◆ **Records from a collection**
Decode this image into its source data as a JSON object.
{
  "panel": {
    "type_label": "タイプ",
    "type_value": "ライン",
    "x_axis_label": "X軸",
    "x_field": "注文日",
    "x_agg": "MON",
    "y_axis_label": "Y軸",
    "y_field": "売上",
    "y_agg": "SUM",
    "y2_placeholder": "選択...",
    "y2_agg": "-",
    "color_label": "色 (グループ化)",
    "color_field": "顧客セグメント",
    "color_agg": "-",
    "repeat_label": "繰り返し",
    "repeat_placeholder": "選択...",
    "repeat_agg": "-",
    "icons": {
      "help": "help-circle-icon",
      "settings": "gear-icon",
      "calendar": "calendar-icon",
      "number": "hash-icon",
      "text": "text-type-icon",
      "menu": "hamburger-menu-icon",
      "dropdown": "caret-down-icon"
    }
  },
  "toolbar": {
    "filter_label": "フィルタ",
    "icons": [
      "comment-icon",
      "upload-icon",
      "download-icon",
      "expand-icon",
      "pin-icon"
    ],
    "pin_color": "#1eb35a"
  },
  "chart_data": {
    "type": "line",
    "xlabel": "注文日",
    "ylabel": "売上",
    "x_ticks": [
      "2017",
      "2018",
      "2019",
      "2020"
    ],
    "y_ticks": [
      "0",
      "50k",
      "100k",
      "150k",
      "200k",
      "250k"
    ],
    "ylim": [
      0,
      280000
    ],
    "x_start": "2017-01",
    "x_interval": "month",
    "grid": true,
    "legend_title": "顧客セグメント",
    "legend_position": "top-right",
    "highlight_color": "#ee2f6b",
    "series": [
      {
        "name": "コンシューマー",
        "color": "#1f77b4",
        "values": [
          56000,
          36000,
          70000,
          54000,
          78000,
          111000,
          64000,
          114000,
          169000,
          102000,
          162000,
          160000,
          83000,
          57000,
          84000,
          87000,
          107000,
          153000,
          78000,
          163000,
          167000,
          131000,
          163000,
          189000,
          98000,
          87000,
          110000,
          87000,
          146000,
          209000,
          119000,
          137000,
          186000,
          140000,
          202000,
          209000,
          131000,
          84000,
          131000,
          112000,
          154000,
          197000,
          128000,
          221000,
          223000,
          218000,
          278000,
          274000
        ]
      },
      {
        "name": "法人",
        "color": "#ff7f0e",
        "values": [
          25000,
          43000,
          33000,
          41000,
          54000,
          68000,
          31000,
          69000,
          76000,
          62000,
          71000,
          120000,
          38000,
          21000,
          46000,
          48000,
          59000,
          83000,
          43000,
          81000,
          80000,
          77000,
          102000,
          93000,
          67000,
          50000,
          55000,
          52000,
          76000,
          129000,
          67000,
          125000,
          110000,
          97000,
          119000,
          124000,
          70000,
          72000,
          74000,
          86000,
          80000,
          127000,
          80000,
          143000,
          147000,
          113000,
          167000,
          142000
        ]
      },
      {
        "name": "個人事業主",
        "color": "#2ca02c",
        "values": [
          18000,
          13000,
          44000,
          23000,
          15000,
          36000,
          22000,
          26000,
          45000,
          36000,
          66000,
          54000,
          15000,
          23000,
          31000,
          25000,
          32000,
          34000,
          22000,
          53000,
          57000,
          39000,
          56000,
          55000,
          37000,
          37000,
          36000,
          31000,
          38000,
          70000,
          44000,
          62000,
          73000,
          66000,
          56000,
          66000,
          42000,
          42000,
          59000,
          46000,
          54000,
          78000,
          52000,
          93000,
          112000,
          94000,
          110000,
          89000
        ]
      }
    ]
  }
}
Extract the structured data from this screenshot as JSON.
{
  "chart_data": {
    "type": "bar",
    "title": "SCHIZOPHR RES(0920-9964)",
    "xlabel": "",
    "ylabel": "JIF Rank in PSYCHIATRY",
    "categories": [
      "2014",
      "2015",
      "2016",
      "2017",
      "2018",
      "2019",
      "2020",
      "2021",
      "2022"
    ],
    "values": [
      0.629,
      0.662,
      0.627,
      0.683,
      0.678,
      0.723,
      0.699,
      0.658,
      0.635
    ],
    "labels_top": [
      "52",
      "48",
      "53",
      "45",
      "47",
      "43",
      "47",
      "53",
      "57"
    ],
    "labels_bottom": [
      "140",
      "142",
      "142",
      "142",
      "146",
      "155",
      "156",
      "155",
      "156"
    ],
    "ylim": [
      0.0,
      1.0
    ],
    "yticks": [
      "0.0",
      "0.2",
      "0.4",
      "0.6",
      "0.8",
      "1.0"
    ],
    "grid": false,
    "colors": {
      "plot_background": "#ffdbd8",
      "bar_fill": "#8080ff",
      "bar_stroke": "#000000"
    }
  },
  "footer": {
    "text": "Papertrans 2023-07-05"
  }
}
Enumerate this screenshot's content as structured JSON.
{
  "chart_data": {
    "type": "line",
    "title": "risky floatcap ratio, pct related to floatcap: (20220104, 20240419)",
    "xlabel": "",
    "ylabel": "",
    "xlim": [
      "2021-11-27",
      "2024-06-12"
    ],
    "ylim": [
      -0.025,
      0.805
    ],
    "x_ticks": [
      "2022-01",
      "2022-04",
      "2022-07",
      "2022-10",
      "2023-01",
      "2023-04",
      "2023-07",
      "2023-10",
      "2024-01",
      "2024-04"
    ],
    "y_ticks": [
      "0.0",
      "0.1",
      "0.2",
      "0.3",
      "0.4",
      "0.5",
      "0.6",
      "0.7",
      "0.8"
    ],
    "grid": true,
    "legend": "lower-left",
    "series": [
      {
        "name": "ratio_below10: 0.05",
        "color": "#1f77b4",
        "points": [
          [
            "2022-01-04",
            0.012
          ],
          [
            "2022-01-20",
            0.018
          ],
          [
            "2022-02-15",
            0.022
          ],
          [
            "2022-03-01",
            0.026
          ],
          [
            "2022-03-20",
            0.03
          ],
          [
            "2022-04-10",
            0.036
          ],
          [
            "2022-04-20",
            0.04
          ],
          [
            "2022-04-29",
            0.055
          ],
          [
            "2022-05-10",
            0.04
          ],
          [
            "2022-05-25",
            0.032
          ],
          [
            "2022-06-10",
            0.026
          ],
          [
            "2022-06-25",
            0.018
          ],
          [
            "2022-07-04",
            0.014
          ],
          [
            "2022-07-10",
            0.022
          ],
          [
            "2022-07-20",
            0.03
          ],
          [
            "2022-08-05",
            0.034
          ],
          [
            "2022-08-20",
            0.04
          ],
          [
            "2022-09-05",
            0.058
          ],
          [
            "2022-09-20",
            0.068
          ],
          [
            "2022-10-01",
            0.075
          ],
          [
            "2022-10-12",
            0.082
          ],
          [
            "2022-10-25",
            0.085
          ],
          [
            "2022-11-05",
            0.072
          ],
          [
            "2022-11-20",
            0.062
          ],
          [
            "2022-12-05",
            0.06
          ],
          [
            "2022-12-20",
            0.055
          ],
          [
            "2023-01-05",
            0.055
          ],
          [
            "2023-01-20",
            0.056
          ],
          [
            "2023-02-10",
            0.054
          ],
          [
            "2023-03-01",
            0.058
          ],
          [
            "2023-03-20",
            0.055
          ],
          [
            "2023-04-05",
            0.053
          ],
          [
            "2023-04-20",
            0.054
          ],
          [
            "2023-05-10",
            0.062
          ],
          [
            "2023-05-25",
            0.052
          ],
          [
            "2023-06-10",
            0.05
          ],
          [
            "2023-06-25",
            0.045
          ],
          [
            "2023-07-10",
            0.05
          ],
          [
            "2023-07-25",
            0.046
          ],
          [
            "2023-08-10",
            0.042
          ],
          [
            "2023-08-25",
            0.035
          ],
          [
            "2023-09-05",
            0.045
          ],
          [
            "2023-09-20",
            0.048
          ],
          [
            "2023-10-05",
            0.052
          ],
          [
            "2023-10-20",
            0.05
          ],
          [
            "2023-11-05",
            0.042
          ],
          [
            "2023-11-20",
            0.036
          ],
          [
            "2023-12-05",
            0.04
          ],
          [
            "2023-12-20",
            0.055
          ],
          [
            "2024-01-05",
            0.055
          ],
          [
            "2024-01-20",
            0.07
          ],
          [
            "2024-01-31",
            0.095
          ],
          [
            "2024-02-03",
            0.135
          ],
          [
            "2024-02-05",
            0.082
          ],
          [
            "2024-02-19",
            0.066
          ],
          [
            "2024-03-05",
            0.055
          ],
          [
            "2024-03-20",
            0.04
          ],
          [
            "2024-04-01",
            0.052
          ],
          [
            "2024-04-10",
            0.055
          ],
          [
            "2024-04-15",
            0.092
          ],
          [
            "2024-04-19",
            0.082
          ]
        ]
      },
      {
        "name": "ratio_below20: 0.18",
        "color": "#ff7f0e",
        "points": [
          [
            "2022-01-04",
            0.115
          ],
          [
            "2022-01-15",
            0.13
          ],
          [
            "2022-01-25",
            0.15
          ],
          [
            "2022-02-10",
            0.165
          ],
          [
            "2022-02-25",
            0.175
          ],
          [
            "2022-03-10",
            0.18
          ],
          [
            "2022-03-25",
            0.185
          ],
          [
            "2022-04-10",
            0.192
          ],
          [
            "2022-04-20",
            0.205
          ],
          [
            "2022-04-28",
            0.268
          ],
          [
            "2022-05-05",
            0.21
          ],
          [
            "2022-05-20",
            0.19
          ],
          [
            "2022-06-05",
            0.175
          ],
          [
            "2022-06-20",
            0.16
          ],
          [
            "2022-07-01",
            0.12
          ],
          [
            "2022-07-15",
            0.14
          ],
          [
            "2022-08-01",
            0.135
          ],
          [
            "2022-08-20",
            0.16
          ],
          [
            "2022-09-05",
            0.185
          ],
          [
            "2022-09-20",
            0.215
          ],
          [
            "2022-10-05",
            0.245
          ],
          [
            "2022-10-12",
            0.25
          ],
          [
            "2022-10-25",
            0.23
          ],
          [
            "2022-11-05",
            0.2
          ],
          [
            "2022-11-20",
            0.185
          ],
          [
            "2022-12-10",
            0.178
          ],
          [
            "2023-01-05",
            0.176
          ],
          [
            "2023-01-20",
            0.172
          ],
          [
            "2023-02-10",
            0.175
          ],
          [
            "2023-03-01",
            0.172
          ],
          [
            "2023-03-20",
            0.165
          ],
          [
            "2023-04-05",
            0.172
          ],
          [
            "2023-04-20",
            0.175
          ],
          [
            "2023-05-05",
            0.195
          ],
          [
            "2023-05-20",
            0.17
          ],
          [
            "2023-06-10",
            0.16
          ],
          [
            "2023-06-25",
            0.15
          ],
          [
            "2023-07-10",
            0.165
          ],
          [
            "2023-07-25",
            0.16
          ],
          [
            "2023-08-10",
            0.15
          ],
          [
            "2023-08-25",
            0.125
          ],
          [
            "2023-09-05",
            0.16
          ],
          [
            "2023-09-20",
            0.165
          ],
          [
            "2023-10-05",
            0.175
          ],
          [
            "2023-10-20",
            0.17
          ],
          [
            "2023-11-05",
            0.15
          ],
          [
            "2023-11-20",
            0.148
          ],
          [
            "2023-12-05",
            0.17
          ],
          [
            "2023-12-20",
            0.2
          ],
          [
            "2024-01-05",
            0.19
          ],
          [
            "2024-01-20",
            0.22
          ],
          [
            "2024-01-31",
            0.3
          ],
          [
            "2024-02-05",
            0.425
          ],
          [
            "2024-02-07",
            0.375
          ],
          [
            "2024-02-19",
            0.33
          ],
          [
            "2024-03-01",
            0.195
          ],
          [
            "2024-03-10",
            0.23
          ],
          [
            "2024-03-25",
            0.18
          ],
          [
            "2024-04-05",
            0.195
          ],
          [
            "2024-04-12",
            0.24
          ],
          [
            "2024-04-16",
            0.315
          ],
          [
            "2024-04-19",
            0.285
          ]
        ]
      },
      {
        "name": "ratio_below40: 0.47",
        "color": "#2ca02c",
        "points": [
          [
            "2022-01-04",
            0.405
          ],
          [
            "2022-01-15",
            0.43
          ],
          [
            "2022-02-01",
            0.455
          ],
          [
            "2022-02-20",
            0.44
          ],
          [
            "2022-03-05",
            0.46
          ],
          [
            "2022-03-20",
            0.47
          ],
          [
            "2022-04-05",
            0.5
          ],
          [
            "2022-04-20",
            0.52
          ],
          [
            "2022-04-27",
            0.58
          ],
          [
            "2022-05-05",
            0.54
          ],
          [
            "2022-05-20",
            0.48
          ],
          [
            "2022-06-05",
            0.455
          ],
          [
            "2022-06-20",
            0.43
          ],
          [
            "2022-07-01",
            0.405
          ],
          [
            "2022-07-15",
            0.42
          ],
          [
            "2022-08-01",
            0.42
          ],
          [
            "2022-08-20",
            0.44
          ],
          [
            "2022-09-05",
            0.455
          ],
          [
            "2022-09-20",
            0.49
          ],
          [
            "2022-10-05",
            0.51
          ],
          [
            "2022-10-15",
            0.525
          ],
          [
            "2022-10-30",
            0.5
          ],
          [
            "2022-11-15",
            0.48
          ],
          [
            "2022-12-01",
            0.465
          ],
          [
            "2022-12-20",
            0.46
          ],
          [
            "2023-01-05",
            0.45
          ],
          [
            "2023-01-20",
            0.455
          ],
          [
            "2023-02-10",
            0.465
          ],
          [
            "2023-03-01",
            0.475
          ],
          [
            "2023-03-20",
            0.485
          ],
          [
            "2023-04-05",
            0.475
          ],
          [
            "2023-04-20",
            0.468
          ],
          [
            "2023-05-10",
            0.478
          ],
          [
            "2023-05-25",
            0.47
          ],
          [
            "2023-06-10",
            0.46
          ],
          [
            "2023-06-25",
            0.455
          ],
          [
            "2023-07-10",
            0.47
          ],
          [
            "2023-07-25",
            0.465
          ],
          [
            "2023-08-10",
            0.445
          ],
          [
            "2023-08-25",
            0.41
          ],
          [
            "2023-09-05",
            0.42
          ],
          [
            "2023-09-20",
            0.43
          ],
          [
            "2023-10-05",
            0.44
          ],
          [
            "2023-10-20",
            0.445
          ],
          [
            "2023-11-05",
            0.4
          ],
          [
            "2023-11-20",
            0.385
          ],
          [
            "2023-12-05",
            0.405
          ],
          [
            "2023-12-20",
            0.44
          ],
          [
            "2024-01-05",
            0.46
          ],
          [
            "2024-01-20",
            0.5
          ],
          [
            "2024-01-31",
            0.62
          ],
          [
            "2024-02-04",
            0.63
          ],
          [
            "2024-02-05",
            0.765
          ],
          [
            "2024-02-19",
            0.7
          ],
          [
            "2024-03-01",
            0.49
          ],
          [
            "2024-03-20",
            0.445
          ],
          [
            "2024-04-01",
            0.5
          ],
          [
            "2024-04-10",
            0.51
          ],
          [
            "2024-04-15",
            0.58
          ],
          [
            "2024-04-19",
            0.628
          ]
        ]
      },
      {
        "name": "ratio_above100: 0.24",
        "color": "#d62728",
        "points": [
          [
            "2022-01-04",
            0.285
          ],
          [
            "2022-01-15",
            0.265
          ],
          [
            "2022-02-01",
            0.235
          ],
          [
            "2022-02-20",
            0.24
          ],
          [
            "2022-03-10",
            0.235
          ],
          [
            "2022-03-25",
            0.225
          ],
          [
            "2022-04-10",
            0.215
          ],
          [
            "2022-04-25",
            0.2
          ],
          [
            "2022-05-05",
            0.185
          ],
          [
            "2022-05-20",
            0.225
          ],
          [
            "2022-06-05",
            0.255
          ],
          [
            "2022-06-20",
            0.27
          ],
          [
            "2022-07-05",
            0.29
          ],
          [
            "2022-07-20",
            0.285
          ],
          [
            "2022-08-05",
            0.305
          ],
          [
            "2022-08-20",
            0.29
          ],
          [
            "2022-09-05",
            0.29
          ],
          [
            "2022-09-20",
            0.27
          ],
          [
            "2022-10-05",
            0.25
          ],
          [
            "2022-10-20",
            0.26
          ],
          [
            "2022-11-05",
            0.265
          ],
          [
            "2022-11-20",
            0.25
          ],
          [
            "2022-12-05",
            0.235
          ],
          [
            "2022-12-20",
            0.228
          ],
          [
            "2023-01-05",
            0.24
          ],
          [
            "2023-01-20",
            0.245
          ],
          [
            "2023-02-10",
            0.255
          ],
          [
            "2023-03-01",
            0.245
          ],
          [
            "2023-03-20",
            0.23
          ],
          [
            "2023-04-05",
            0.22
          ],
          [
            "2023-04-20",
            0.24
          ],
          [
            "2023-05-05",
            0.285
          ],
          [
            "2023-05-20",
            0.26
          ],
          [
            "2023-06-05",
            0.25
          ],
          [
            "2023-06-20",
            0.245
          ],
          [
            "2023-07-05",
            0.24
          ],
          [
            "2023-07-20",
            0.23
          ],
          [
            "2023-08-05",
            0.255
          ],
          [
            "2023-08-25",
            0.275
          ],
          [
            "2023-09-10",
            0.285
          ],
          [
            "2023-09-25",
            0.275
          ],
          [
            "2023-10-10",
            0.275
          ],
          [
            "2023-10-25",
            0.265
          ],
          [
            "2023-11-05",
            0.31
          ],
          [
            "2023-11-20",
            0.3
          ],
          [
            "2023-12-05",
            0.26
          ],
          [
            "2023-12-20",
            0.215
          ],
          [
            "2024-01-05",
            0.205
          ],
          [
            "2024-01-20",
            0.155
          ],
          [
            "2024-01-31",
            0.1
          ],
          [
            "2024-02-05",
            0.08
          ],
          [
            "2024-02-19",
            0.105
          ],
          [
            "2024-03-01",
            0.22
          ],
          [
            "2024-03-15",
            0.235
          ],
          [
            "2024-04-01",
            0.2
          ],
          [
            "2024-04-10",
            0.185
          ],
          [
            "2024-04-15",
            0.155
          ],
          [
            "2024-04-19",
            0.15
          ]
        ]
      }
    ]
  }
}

◆ **Requirements**
Go over the data above and copy every line that has the word "顧客セグメント" in it.

◆ **Written answer**
    "color_field": "顧客セグメント",
    "legend_title": "顧客セグメント",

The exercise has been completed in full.